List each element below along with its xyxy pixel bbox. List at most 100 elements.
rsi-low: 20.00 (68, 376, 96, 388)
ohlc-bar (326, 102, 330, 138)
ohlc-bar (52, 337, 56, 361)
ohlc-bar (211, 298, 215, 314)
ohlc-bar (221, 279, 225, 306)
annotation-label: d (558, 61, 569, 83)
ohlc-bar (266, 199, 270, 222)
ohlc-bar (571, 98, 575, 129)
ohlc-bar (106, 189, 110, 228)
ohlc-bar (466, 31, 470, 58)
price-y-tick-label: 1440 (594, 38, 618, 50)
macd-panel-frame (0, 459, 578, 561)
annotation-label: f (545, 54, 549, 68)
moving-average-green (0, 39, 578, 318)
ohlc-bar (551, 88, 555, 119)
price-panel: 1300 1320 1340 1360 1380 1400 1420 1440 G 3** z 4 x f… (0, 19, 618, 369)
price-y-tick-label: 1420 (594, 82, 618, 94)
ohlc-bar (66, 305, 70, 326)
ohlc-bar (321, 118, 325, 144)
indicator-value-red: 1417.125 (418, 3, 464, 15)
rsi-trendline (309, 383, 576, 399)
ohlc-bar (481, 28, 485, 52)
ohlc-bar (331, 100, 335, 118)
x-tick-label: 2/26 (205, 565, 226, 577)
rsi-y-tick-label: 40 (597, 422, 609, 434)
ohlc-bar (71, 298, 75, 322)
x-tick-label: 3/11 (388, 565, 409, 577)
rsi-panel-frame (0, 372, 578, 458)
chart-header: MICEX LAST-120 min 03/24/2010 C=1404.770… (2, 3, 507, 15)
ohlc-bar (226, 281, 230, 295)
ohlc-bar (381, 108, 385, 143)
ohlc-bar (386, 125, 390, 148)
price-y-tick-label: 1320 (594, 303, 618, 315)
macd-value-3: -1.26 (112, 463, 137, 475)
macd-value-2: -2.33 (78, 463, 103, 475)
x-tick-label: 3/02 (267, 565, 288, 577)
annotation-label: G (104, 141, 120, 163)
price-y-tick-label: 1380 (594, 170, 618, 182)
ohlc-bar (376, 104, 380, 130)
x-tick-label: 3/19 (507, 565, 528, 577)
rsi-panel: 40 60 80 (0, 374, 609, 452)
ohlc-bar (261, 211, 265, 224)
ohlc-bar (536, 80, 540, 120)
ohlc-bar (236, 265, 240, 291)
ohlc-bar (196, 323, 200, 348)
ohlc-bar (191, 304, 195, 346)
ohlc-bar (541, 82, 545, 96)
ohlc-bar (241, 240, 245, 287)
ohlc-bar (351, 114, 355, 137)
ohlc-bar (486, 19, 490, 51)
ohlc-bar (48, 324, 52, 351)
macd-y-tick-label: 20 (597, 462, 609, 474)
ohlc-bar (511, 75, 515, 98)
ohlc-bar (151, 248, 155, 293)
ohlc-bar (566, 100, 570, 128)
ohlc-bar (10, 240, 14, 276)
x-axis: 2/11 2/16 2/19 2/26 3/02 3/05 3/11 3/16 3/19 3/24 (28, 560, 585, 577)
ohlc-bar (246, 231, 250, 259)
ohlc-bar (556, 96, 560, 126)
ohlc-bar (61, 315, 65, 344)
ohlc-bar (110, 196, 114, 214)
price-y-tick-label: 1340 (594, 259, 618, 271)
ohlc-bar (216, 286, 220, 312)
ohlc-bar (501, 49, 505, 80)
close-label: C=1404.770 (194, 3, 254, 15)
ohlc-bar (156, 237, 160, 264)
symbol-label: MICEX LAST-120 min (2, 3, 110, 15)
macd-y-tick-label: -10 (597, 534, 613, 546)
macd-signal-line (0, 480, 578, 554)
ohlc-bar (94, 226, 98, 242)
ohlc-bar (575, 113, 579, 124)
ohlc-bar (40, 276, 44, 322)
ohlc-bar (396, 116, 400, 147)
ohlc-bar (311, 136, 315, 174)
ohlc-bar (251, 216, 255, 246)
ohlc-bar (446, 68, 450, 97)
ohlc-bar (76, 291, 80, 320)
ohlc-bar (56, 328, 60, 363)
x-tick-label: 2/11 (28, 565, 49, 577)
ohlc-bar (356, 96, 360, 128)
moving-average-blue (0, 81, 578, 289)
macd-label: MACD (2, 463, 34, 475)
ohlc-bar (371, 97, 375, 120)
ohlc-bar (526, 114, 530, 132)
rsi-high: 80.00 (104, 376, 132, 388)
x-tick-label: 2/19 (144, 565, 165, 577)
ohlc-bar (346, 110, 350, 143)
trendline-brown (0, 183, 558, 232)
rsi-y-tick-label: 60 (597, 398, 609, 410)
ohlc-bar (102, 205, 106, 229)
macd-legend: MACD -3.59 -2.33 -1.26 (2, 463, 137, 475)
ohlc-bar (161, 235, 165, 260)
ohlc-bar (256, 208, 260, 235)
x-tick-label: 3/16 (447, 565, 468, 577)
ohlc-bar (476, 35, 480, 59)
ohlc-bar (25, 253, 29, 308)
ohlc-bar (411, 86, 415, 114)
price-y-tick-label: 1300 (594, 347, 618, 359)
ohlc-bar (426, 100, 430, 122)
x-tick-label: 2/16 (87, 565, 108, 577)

# # # # # # #

> **TASK TO CARRY OUT**
Could you reproduce the items from the first line through the line containing "rsi-panel-frame (0, 372, 578, 458)", updating every "ohlc-bar" to "price-bar" and changing nothing else?

> **RESULT FOR THIS EXERCISE**
List each element below along with its xyxy pixel bbox. List at most 100 elements.
rsi-low: 20.00 (68, 376, 96, 388)
price-bar (326, 102, 330, 138)
price-bar (52, 337, 56, 361)
price-bar (211, 298, 215, 314)
price-bar (221, 279, 225, 306)
annotation-label: d (558, 61, 569, 83)
price-bar (266, 199, 270, 222)
price-bar (571, 98, 575, 129)
price-bar (106, 189, 110, 228)
price-bar (466, 31, 470, 58)
price-y-tick-label: 1440 (594, 38, 618, 50)
macd-panel-frame (0, 459, 578, 561)
annotation-label: f (545, 54, 549, 68)
moving-average-green (0, 39, 578, 318)
price-bar (551, 88, 555, 119)
price-panel: 1300 1320 1340 1360 1380 1400 1420 1440 G 3** z 4 x f… (0, 19, 618, 369)
price-y-tick-label: 1420 (594, 82, 618, 94)
price-bar (66, 305, 70, 326)
price-bar (321, 118, 325, 144)
indicator-value-red: 1417.125 (418, 3, 464, 15)
rsi-trendline (309, 383, 576, 399)
price-bar (481, 28, 485, 52)
price-bar (331, 100, 335, 118)
x-tick-label: 2/26 (205, 565, 226, 577)
rsi-y-tick-label: 40 (597, 422, 609, 434)
price-bar (71, 298, 75, 322)
x-tick-label: 3/11 (388, 565, 409, 577)
rsi-panel-frame (0, 372, 578, 458)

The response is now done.